* [What to produce]: Say how many lines of the material below contain the word "axis", with no other words.

* [Extracted data]:
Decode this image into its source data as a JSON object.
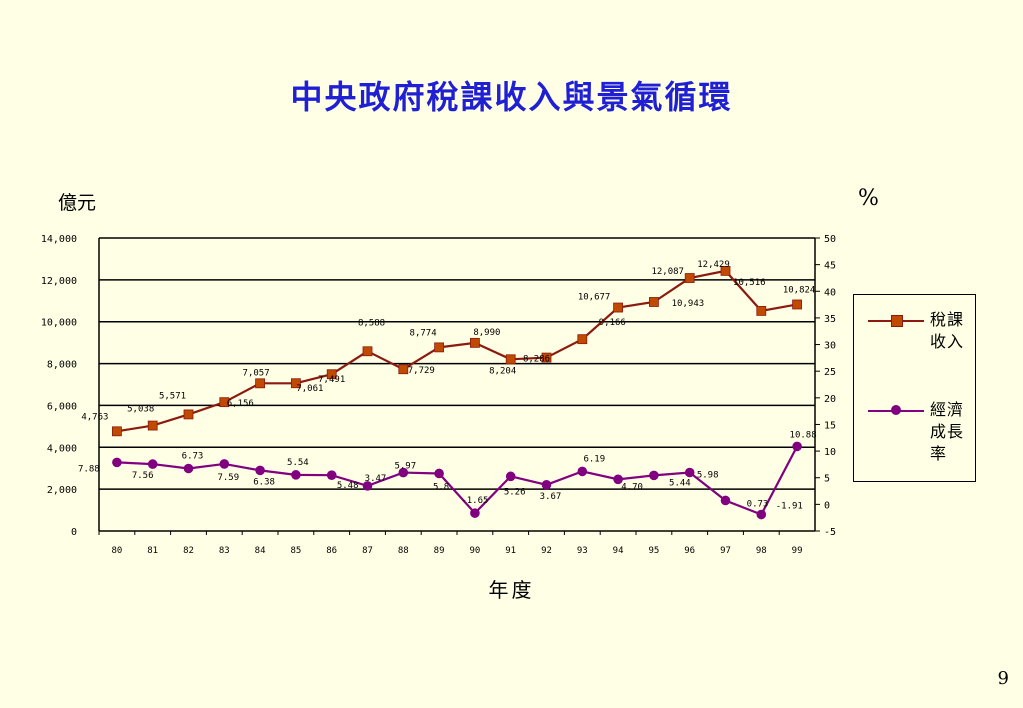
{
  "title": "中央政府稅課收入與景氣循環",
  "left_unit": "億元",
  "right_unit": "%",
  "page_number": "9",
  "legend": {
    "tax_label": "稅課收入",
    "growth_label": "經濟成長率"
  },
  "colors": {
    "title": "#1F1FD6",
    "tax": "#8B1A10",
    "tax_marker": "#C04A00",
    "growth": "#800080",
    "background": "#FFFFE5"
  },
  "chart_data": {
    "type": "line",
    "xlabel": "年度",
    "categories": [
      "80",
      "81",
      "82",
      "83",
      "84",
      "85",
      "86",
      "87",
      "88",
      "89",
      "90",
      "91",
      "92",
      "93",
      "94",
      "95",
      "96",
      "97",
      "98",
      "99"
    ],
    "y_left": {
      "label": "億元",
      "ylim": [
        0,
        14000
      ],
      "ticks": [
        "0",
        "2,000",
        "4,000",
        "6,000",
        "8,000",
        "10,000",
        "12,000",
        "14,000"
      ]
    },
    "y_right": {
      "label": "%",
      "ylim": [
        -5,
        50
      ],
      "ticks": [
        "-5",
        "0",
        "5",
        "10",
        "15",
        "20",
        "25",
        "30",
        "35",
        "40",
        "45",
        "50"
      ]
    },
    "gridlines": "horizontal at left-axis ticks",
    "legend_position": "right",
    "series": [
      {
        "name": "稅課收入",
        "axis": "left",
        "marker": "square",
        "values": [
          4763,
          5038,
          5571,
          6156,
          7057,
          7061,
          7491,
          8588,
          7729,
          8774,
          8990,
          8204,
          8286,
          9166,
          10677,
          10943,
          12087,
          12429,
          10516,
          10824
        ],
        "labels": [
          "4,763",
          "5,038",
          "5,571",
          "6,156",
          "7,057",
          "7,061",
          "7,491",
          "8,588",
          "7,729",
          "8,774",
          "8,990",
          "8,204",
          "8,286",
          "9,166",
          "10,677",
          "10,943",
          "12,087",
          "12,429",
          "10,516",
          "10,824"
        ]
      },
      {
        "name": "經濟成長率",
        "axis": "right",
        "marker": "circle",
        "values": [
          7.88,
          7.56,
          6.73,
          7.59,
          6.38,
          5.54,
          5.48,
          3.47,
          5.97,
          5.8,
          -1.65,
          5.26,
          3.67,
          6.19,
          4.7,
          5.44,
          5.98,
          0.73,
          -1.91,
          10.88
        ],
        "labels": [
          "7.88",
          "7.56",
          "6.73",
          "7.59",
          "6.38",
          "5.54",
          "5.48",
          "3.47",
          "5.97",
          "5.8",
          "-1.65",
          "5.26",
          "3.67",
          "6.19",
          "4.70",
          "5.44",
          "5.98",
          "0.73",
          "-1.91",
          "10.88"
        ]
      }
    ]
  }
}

* [Response to this exercise]: 3